SHORT PROBLEM:
Copy every line in the records below that contains the word "الإجراءات".

MATERIAL FOR THIS EXERCISE:

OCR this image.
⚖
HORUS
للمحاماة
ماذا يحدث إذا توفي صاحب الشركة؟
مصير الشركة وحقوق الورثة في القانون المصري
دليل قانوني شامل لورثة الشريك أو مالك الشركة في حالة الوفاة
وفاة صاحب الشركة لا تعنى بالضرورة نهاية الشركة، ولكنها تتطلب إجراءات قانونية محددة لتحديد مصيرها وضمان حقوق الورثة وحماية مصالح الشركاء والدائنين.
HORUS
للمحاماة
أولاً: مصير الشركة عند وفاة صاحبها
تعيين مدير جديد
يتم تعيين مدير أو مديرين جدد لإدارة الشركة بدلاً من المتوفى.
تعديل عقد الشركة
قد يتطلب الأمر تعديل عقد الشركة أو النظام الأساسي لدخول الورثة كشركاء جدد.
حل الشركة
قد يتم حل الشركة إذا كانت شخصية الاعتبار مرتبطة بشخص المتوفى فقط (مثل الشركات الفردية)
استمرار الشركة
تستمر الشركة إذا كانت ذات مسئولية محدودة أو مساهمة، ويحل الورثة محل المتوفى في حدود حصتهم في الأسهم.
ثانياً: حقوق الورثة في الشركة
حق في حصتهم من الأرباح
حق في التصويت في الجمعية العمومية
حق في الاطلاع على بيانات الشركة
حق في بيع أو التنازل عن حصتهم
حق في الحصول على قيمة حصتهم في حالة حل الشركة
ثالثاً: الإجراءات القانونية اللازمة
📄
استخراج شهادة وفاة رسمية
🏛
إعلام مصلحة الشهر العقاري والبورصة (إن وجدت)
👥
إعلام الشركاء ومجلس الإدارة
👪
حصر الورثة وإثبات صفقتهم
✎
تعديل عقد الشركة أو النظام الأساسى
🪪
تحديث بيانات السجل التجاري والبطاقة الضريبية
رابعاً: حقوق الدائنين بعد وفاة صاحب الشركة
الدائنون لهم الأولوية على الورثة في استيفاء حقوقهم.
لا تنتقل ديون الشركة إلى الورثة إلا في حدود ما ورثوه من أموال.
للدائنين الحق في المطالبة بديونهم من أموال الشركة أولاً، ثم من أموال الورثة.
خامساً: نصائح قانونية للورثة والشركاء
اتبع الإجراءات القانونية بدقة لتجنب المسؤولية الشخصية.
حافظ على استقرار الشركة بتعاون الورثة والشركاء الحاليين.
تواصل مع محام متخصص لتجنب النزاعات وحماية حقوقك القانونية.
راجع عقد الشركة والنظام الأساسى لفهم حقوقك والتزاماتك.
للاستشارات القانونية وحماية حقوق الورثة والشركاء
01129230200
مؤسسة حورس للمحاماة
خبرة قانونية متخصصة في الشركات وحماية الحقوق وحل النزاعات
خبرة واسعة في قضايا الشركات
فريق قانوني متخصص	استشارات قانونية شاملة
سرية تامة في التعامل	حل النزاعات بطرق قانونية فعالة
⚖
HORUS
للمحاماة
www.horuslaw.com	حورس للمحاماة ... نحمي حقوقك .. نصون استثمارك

CORRECT RESPONSE:
ثالثاً: الإجراءات القانونية اللازمة
اتبع الإجراءات القانونية بدقة لتجنب المسؤولية الشخصية.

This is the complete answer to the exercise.